▸ Exercise aim: Print all the records exactly, please.

▸ Task data:
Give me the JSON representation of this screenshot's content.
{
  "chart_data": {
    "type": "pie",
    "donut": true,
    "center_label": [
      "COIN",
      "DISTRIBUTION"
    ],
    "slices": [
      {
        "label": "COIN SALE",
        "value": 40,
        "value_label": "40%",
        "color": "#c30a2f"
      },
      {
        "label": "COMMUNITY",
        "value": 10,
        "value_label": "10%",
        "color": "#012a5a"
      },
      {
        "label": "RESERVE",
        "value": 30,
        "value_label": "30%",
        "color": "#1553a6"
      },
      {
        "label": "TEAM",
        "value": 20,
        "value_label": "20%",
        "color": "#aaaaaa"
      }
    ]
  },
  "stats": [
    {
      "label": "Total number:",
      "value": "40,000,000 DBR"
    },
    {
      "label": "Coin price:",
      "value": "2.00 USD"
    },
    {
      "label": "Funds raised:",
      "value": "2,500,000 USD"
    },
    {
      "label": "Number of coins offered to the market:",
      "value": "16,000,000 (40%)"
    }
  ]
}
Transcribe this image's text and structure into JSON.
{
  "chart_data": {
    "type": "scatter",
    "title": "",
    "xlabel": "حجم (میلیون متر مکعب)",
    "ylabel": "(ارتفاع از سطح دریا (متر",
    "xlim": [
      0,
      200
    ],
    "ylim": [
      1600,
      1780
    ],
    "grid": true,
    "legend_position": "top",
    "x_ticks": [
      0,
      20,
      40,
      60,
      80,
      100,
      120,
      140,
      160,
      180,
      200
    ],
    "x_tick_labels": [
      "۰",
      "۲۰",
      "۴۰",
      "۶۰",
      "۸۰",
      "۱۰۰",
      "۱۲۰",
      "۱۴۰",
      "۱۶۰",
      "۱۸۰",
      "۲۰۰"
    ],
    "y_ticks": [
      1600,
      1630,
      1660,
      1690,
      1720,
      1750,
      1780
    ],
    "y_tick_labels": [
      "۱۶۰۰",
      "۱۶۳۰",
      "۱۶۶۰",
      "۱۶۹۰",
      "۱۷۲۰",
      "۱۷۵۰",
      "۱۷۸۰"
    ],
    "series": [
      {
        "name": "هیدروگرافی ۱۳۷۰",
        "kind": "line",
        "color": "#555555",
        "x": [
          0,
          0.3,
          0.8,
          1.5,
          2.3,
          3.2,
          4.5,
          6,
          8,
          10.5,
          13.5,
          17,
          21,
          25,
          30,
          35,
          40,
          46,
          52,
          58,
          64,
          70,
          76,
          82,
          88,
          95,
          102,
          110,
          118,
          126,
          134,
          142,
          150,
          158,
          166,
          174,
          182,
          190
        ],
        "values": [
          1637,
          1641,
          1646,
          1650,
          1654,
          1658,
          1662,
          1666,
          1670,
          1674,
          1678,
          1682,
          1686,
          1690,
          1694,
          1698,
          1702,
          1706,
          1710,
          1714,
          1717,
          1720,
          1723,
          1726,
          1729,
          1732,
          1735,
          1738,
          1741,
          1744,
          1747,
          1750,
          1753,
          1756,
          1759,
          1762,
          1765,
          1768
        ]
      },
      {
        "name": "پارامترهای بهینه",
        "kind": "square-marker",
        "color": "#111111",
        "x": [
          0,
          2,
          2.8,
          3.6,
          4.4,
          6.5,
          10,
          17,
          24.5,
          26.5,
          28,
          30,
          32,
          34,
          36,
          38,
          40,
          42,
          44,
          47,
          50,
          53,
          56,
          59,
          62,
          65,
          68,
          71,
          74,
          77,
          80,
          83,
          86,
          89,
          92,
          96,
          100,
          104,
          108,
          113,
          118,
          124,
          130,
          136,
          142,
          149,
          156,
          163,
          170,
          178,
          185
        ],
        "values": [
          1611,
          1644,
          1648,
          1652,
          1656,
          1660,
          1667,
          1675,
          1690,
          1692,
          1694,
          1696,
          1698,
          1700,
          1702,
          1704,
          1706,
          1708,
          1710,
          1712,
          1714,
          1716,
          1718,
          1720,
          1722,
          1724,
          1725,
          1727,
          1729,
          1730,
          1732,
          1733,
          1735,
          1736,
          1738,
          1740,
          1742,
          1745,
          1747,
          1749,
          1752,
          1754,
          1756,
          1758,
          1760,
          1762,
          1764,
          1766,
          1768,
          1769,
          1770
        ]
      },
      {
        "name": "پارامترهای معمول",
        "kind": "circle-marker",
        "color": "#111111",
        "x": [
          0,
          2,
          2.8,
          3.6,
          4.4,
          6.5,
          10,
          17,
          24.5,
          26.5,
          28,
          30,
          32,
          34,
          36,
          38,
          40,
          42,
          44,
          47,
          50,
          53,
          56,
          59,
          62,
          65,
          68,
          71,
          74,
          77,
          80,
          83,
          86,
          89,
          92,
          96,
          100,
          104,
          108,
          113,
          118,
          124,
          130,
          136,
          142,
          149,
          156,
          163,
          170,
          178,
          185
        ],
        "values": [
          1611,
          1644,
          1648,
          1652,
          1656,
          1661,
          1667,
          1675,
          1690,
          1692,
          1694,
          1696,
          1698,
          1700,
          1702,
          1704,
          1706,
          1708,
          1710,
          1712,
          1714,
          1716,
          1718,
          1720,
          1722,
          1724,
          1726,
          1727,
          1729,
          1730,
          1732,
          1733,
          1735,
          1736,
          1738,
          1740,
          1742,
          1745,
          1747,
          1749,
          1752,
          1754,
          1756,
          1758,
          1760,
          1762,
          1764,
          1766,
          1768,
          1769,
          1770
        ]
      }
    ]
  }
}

▸ Solution to the problem:
Give me the JSON representation of this screenshot's content.
{
  "chart_data": {
    "type": "pie",
    "donut": true,
    "center_label": [
      "COIN",
      "DISTRIBUTION"
    ],
    "slices": [
      {
        "label": "COIN SALE",
        "value": 40,
        "value_label": "40%",
        "color": "#c30a2f"
      },
      {
        "label": "COMMUNITY",
        "value": 10,
        "value_label": "10%",
        "color": "#012a5a"
      },
      {
        "label": "RESERVE",
        "value": 30,
        "value_label": "30%",
        "color": "#1553a6"
      },
      {
        "label": "TEAM",
        "value": 20,
        "value_label": "20%",
        "color": "#aaaaaa"
      }
    ]
  },
  "stats": [
    {
      "label": "Total number:",
      "value": "40,000,000 DBR"
    },
    {
      "label": "Coin price:",
      "value": "2.00 USD"
    },
    {
      "label": "Funds raised:",
      "value": "2,500,000 USD"
    },
    {
      "label": "Number of coins offered to the market:",
      "value": "16,000,000 (40%)"
    }
  ]
}
Transcribe this image's text and structure into JSON.
{
  "chart_data": {
    "type": "scatter",
    "title": "",
    "xlabel": "حجم (میلیون متر مکعب)",
    "ylabel": "(ارتفاع از سطح دریا (متر",
    "xlim": [
      0,
      200
    ],
    "ylim": [
      1600,
      1780
    ],
    "grid": true,
    "legend_position": "top",
    "x_ticks": [
      0,
      20,
      40,
      60,
      80,
      100,
      120,
      140,
      160,
      180,
      200
    ],
    "x_tick_labels": [
      "۰",
      "۲۰",
      "۴۰",
      "۶۰",
      "۸۰",
      "۱۰۰",
      "۱۲۰",
      "۱۴۰",
      "۱۶۰",
      "۱۸۰",
      "۲۰۰"
    ],
    "y_ticks": [
      1600,
      1630,
      1660,
      1690,
      1720,
      1750,
      1780
    ],
    "y_tick_labels": [
      "۱۶۰۰",
      "۱۶۳۰",
      "۱۶۶۰",
      "۱۶۹۰",
      "۱۷۲۰",
      "۱۷۵۰",
      "۱۷۸۰"
    ],
    "series": [
      {
        "name": "هیدروگرافی ۱۳۷۰",
        "kind": "line",
        "color": "#555555",
        "x": [
          0,
          0.3,
          0.8,
          1.5,
          2.3,
          3.2,
          4.5,
          6,
          8,
          10.5,
          13.5,
          17,
          21,
          25,
          30,
          35,
          40,
          46,
          52,
          58,
          64,
          70,
          76,
          82,
          88,
          95,
          102,
          110,
          118,
          126,
          134,
          142,
          150,
          158,
          166,
          174,
          182,
          190
        ],
        "values": [
          1637,
          1641,
          1646,
          1650,
          1654,
          1658,
          1662,
          1666,
          1670,
          1674,
          1678,
          1682,
          1686,
          1690,
          1694,
          1698,
          1702,
          1706,
          1710,
          1714,
          1717,
          1720,
          1723,
          1726,
          1729,
          1732,
          1735,
          1738,
          1741,
          1744,
          1747,
          1750,
          1753,
          1756,
          1759,
          1762,
          1765,
          1768
        ]
      },
      {
        "name": "پارامترهای بهینه",
        "kind": "square-marker",
        "color": "#111111",
        "x": [
          0,
          2,
          2.8,
          3.6,
          4.4,
          6.5,
          10,
          17,
          24.5,
          26.5,
          28,
          30,
          32,
          34,
          36,
          38,
          40,
          42,
          44,
          47,
          50,
          53,
          56,
          59,
          62,
          65,
          68,
          71,
          74,
          77,
          80,
          83,
          86,
          89,
          92,
          96,
          100,
          104,
          108,
          113,
          118,
          124,
          130,
          136,
          142,
          149,
          156,
          163,
          170,
          178,
          185
        ],
        "values": [
          1611,
          1644,
          1648,
          1652,
          1656,
          1660,
          1667,
          1675,
          1690,
          1692,
          1694,
          1696,
          1698,
          1700,
          1702,
          1704,
          1706,
          1708,
          1710,
          1712,
          1714,
          1716,
          1718,
          1720,
          1722,
          1724,
          1725,
          1727,
          1729,
          1730,
          1732,
          1733,
          1735,
          1736,
          1738,
          1740,
          1742,
          1745,
          1747,
          1749,
          1752,
          1754,
          1756,
          1758,
          1760,
          1762,
          1764,
          1766,
          1768,
          1769,
          1770
        ]
      },
      {
        "name": "پارامترهای معمول",
        "kind": "circle-marker",
        "color": "#111111",
        "x": [
          0,
          2,
          2.8,
          3.6,
          4.4,
          6.5,
          10,
          17,
          24.5,
          26.5,
          28,
          30,
          32,
          34,
          36,
          38,
          40,
          42,
          44,
          47,
          50,
          53,
          56,
          59,
          62,
          65,
          68,
          71,
          74,
          77,
          80,
          83,
          86,
          89,
          92,
          96,
          100,
          104,
          108,
          113,
          118,
          124,
          130,
          136,
          142,
          149,
          156,
          163,
          170,
          178,
          185
        ],
        "values": [
          1611,
          1644,
          1648,
          1652,
          1656,
          1661,
          1667,
          1675,
          1690,
          1692,
          1694,
          1696,
          1698,
          1700,
          1702,
          1704,
          1706,
          1708,
          1710,
          1712,
          1714,
          1716,
          1718,
          1720,
          1722,
          1724,
          1726,
          1727,
          1729,
          1730,
          1732,
          1733,
          1735,
          1736,
          1738,
          1740,
          1742,
          1745,
          1747,
          1749,
          1752,
          1754,
          1756,
          1758,
          1760,
          1762,
          1764,
          1766,
          1768,
          1769,
          1770
        ]
      }
    ]
  }
}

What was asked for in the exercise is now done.